* EXERCISE DESCRIPTION
The answer is a number and nothing else: the count of lines in these entries containing the word "magnesium".

* RECORD EXTRACTS

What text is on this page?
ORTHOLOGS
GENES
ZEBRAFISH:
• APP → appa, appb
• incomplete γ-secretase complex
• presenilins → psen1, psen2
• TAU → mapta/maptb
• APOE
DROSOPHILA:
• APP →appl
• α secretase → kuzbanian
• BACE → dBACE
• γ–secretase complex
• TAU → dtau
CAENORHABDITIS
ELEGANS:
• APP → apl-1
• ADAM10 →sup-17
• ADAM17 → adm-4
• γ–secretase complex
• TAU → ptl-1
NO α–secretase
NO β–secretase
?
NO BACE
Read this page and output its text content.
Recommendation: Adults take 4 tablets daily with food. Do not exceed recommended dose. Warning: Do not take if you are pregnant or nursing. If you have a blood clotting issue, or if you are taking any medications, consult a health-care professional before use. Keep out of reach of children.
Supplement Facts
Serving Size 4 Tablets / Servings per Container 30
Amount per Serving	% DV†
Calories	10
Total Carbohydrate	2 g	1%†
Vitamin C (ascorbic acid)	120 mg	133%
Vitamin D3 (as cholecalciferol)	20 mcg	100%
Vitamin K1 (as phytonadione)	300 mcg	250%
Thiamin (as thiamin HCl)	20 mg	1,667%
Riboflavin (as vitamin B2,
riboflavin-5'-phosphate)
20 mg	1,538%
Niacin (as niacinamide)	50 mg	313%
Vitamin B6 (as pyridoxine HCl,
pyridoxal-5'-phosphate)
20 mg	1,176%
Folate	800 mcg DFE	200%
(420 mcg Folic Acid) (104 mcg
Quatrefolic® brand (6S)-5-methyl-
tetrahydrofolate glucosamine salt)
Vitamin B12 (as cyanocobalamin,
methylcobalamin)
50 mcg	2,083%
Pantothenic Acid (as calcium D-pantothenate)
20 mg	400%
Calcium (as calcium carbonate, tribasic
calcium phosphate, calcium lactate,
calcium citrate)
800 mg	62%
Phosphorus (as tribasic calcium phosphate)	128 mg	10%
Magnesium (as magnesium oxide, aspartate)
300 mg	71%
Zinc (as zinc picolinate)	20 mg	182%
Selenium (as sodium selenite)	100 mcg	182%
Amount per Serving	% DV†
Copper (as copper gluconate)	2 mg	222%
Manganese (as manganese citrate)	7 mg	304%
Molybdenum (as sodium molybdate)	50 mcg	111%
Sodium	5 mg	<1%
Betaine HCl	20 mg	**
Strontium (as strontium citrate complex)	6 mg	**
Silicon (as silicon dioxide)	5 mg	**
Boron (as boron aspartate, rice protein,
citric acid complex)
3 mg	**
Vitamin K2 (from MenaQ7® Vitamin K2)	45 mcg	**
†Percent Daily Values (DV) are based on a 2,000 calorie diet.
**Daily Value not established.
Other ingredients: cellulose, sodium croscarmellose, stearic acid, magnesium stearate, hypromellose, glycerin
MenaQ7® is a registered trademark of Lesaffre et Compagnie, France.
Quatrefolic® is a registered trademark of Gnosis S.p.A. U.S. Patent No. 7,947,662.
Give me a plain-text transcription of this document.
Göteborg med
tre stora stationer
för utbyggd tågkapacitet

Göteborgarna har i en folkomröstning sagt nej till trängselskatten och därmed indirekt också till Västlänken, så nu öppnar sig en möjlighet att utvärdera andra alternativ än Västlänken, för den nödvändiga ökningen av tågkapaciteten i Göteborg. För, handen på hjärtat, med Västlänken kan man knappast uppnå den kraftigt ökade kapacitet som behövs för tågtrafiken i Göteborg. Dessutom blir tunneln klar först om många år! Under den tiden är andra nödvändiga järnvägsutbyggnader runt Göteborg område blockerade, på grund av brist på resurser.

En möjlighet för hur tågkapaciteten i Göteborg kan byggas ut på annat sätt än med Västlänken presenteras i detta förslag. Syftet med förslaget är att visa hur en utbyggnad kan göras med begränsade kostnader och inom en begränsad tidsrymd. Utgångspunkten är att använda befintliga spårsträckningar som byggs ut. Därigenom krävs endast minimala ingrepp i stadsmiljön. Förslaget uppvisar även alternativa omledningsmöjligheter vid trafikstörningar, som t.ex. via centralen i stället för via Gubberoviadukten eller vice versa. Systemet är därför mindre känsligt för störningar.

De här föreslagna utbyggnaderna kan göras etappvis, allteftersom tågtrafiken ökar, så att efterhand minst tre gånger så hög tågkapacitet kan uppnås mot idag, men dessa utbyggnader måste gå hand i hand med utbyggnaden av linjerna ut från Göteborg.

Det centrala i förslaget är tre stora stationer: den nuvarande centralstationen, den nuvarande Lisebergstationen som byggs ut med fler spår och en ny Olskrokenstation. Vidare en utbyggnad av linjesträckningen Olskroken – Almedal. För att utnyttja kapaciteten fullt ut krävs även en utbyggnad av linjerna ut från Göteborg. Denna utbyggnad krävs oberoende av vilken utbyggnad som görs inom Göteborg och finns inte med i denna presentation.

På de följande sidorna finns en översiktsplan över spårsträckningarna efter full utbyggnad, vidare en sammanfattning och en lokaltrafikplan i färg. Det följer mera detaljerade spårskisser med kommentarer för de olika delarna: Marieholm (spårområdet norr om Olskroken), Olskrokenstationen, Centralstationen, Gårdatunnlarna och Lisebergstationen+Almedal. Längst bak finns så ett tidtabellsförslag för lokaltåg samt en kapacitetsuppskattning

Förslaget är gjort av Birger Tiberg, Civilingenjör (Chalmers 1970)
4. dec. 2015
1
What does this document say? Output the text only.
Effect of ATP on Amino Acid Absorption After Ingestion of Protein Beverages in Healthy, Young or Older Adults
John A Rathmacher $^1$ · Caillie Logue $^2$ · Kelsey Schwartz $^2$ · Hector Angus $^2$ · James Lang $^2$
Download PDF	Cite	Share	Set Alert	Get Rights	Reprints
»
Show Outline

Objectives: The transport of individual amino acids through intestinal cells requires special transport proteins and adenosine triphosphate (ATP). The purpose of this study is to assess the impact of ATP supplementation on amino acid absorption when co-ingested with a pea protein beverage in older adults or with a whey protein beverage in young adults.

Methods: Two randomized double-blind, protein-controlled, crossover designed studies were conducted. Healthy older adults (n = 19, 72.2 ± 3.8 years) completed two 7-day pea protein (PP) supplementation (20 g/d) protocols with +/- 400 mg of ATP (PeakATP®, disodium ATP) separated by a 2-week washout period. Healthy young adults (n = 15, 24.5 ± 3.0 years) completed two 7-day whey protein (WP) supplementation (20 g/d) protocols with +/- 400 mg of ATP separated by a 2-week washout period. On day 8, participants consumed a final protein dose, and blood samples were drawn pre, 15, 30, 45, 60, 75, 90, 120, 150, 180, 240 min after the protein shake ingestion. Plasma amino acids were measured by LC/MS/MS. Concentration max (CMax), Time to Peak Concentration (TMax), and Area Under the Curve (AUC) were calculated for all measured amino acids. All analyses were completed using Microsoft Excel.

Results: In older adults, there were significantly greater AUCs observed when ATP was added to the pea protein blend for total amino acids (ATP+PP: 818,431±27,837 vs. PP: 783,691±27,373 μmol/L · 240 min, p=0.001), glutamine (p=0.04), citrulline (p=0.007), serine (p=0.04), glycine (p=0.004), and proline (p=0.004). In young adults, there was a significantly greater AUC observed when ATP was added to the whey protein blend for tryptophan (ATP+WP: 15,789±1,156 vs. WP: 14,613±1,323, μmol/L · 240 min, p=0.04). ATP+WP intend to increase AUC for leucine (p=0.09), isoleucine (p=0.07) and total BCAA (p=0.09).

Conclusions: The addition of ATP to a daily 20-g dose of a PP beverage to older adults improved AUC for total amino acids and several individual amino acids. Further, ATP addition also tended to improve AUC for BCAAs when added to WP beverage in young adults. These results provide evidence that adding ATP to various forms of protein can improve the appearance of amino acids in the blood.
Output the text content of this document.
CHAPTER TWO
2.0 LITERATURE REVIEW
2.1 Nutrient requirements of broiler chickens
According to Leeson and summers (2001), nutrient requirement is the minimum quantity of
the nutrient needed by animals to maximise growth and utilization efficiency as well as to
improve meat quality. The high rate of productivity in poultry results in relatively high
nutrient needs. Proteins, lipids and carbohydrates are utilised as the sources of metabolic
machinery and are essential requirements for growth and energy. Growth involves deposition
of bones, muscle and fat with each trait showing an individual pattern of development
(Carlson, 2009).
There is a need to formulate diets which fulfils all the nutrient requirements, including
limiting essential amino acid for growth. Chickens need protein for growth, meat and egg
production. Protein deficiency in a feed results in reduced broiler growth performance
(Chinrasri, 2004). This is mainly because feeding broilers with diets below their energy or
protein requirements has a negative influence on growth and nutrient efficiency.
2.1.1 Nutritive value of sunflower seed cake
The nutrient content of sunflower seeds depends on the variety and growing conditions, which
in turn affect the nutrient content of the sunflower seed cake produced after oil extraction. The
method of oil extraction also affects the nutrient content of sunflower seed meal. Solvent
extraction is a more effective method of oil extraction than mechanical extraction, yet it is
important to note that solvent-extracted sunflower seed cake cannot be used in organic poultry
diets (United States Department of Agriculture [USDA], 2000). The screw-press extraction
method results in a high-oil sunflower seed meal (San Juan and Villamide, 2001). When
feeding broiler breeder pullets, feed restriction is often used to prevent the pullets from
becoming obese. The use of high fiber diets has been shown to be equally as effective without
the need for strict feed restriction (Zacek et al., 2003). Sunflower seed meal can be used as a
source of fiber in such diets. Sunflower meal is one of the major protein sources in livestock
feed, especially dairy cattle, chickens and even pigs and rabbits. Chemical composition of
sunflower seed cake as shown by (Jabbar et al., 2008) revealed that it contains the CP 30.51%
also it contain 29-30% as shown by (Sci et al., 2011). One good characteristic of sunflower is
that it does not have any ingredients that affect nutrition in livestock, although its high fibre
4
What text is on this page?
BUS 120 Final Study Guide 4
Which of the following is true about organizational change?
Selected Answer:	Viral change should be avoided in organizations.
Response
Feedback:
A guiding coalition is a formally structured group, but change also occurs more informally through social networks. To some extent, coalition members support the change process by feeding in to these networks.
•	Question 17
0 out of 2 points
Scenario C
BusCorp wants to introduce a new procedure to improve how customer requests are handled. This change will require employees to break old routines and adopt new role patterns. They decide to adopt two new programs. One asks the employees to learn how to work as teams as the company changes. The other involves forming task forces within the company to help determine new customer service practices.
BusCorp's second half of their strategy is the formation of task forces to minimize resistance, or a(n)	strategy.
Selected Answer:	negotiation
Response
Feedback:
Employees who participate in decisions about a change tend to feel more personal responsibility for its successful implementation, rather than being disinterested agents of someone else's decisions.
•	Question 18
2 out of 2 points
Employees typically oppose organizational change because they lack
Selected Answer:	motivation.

* FINISHED TASK
2